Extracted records
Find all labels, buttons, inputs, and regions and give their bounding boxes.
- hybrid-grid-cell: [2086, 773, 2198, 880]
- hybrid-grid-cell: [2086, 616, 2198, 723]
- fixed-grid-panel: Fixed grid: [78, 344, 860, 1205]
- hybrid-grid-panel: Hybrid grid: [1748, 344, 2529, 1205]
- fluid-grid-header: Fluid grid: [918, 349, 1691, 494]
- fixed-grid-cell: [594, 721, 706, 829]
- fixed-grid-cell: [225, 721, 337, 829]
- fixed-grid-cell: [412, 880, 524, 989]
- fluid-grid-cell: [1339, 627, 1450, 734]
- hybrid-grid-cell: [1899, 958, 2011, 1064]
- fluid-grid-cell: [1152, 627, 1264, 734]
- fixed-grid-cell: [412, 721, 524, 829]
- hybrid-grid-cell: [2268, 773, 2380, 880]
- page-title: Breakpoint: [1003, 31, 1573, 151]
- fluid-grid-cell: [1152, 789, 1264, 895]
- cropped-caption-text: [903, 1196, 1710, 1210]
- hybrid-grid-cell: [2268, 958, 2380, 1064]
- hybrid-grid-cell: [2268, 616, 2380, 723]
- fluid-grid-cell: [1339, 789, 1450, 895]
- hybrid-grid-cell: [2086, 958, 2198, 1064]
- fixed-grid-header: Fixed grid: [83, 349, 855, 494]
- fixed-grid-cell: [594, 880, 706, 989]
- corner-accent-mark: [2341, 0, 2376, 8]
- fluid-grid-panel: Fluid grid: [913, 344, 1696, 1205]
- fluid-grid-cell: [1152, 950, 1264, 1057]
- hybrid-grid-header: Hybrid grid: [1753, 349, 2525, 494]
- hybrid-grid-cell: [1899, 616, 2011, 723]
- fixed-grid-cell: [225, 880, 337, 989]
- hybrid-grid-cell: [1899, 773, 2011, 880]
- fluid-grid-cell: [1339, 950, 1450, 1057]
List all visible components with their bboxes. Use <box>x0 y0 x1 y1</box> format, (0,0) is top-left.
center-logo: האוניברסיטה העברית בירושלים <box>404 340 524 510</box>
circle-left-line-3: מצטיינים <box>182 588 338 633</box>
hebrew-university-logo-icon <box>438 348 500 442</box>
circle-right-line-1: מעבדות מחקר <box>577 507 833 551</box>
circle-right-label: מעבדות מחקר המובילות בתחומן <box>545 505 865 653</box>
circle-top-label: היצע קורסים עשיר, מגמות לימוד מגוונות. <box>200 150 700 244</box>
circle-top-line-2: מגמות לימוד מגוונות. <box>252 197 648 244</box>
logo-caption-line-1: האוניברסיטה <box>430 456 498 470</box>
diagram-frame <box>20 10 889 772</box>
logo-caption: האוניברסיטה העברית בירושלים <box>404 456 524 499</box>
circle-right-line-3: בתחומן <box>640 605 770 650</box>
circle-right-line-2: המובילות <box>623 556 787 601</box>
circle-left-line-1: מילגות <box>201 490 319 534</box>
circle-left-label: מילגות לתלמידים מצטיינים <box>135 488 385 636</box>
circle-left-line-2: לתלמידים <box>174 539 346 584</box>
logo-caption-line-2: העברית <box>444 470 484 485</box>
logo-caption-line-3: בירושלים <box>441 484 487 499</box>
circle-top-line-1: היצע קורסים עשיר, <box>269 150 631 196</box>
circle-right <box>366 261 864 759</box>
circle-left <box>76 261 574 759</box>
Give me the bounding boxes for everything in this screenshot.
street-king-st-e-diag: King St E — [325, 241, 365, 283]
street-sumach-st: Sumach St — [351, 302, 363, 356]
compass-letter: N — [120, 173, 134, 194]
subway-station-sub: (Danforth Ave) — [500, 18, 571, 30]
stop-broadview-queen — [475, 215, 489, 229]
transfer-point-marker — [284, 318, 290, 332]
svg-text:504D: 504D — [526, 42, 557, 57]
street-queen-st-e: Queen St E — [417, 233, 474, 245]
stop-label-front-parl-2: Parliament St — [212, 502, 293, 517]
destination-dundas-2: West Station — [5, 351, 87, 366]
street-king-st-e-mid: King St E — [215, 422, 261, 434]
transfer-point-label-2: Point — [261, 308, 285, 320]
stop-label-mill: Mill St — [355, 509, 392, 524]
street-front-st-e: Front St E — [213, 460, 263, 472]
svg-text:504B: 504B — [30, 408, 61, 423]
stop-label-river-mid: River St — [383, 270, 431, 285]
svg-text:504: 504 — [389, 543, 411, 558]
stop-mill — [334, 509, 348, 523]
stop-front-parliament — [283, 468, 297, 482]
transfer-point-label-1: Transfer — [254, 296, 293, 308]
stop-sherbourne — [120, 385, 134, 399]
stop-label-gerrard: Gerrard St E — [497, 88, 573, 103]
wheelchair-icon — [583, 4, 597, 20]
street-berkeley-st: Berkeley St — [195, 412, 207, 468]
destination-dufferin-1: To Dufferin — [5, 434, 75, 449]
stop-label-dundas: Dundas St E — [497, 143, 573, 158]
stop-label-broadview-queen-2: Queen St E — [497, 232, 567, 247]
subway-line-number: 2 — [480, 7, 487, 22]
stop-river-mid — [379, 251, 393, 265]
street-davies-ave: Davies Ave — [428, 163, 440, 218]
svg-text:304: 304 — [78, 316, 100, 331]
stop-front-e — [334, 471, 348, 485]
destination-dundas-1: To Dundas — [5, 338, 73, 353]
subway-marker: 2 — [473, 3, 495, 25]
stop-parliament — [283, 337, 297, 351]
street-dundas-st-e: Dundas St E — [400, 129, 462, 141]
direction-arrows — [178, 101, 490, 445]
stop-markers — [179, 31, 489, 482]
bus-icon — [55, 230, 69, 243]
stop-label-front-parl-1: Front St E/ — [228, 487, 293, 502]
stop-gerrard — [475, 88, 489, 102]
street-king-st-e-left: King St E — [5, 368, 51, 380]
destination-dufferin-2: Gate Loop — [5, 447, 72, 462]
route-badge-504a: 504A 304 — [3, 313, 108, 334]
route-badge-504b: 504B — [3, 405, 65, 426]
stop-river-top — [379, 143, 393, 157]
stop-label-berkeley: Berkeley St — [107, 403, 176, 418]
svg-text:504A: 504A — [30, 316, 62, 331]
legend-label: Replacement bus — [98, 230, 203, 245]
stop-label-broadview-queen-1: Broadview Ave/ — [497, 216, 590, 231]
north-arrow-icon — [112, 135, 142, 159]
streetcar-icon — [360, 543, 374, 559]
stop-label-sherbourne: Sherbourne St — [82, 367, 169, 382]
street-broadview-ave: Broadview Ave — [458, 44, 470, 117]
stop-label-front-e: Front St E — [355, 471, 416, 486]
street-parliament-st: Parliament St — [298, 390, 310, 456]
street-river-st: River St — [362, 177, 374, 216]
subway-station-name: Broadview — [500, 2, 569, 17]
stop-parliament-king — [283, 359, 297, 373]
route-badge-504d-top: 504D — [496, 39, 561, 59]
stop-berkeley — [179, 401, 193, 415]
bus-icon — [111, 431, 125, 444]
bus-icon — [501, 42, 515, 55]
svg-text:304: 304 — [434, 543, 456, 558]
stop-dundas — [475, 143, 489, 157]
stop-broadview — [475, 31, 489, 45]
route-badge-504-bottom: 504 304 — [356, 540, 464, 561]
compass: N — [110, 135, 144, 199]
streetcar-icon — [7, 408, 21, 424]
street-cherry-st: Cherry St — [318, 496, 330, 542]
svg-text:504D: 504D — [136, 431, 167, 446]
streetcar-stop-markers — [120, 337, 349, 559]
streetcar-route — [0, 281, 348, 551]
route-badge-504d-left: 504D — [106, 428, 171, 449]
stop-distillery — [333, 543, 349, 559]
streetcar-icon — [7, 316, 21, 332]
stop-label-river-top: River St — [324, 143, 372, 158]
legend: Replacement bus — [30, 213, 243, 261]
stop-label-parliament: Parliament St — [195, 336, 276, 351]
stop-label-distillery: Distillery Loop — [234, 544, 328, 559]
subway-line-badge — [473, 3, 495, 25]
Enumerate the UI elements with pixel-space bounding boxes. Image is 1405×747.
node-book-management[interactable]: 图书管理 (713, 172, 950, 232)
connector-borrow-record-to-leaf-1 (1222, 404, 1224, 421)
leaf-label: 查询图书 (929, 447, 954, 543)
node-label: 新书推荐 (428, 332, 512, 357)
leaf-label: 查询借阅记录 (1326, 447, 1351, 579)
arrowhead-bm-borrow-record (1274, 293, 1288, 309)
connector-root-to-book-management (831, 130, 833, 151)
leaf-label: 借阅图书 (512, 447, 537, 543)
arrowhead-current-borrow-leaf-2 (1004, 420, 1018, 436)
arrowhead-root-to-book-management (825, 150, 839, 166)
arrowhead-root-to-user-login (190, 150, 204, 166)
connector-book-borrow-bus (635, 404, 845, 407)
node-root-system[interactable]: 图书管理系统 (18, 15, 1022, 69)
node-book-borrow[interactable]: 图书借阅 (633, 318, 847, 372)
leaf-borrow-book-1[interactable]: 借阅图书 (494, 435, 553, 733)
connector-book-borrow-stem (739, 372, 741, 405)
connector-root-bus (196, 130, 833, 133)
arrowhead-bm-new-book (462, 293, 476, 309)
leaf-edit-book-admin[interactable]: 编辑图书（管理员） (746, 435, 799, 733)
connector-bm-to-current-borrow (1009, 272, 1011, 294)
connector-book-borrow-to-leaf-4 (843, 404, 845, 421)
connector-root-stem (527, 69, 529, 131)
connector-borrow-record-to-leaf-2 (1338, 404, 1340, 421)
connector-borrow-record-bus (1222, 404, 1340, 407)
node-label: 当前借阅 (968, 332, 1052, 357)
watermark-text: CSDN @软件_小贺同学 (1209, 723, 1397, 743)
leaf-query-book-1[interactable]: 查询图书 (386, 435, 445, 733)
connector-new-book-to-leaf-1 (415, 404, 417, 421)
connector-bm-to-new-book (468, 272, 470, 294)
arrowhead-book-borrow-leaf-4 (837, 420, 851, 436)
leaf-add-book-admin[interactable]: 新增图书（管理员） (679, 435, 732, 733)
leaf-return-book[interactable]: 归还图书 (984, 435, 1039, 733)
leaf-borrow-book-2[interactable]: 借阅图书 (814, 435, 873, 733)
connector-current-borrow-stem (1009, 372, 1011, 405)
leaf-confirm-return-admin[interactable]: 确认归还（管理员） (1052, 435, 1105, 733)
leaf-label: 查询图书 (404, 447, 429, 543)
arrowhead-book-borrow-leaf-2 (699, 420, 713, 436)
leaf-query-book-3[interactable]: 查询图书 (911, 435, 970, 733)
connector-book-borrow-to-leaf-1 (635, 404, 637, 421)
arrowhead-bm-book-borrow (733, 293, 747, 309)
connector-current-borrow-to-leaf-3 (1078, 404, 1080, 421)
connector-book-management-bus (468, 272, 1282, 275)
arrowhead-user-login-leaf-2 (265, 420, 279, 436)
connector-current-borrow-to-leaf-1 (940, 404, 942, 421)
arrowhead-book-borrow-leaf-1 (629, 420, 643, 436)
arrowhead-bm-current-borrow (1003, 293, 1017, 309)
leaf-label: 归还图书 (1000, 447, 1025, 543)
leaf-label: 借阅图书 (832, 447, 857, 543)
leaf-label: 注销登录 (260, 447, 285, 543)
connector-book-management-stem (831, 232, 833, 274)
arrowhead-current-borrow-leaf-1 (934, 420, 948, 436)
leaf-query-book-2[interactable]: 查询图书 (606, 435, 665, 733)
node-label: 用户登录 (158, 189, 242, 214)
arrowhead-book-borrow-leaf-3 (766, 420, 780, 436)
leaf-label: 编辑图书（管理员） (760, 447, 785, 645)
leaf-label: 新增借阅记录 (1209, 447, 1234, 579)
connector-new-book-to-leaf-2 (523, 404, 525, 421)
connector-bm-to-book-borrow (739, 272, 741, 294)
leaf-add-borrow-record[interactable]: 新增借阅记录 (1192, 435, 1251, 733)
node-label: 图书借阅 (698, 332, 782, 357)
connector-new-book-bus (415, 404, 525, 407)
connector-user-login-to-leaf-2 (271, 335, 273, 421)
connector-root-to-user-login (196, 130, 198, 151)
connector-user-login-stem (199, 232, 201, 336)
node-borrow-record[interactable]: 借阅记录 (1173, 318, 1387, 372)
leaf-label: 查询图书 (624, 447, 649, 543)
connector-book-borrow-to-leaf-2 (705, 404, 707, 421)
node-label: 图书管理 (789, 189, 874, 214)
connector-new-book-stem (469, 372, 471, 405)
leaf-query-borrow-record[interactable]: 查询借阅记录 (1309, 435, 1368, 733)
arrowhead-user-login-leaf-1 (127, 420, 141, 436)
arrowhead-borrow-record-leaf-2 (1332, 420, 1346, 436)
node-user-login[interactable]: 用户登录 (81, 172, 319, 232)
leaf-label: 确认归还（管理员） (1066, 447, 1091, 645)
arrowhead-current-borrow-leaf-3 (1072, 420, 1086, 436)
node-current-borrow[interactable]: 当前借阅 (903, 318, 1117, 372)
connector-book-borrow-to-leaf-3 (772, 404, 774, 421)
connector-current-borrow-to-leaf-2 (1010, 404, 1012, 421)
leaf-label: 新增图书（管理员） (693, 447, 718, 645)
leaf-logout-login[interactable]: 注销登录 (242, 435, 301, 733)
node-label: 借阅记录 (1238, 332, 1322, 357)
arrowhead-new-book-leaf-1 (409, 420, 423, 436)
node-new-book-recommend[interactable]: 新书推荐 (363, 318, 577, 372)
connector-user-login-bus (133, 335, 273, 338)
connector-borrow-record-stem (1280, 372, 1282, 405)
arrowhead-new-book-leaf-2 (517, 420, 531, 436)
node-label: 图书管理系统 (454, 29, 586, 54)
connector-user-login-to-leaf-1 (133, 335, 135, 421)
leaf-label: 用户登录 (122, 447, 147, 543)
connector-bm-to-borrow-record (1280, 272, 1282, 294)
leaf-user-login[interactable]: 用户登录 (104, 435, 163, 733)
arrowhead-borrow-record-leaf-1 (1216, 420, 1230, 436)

→ Problem description: Take the entries from the very beginning through the line containing "- hybrid-grid-cell: [2086, 958, 2198, 1064]", including that line, and render them as a numbered list with any blank lines omitted.

→ Response:
1. Find all labels, buttons, inputs, and regions and give their bounding boxes.
2. - hybrid-grid-cell: [2086, 773, 2198, 880]
3. - hybrid-grid-cell: [2086, 616, 2198, 723]
4. - fixed-grid-panel: Fixed grid: [78, 344, 860, 1205]
5. - hybrid-grid-panel: Hybrid grid: [1748, 344, 2529, 1205]
6. - fluid-grid-header: Fluid grid: [918, 349, 1691, 494]
7. - fixed-grid-cell: [594, 721, 706, 829]
8. - fixed-grid-cell: [225, 721, 337, 829]
9. - fixed-grid-cell: [412, 880, 524, 989]
10. - fluid-grid-cell: [1339, 627, 1450, 734]
11. - hybrid-grid-cell: [1899, 958, 2011, 1064]
12. - fluid-grid-cell: [1152, 627, 1264, 734]
13. - fixed-grid-cell: [412, 721, 524, 829]
14. - hybrid-grid-cell: [2268, 773, 2380, 880]
15. - page-title: Breakpoint: [1003, 31, 1573, 151]
16. - fluid-grid-cell: [1152, 789, 1264, 895]
17. - cropped-caption-text: [903, 1196, 1710, 1210]
18. - hybrid-grid-cell: [2268, 958, 2380, 1064]
19. - hybrid-grid-cell: [2268, 616, 2380, 723]
20. - fluid-grid-cell: [1339, 789, 1450, 895]
21. - hybrid-grid-cell: [2086, 958, 2198, 1064]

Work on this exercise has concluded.